(Excerpts from a figure dataset)
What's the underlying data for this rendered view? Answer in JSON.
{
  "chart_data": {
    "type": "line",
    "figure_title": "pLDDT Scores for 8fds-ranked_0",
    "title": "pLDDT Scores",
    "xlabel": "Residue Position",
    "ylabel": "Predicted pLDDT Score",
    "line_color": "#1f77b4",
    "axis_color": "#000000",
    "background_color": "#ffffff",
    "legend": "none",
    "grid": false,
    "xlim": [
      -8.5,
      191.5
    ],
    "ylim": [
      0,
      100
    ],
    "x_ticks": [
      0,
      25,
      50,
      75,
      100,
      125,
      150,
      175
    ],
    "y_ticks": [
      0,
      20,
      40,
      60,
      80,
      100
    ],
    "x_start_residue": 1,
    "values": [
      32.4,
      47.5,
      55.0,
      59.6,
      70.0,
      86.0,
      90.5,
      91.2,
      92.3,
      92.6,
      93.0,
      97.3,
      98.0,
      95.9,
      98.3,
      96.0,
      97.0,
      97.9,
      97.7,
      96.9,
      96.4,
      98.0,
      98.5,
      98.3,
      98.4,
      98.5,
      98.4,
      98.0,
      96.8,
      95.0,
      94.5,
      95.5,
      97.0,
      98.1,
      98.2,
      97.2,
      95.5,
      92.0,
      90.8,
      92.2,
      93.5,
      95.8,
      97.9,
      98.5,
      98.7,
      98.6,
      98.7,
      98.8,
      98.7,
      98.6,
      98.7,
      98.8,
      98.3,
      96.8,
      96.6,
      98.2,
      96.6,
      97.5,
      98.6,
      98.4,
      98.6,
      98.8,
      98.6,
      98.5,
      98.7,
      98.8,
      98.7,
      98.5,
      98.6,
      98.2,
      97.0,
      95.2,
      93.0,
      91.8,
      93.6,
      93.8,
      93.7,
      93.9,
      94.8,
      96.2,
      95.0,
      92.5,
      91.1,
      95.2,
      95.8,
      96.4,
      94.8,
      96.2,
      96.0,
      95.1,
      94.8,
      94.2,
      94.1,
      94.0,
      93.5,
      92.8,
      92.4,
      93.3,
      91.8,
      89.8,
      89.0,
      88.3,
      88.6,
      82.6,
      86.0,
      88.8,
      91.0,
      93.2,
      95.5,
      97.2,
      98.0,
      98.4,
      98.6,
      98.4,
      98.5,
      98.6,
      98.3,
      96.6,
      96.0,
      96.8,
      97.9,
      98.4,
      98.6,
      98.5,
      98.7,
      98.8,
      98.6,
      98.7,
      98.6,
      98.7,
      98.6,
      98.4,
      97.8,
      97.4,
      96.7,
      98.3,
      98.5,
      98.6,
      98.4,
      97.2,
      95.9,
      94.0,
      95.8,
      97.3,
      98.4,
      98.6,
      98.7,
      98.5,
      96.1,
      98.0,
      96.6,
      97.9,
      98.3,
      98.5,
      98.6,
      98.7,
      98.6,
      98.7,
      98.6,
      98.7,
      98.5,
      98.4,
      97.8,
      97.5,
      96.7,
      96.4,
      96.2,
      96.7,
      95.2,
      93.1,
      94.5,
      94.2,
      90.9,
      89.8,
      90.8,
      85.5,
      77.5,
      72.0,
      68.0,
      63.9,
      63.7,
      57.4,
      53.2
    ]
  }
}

### [Task instructions]
Scan the records above for the string "pLDDT", then report every line that contains it.

### [Result for this task]
    "figure_title": "pLDDT Scores for 8fds-ranked_0",
    "title": "pLDDT Scores",
    "ylabel": "Predicted pLDDT Score",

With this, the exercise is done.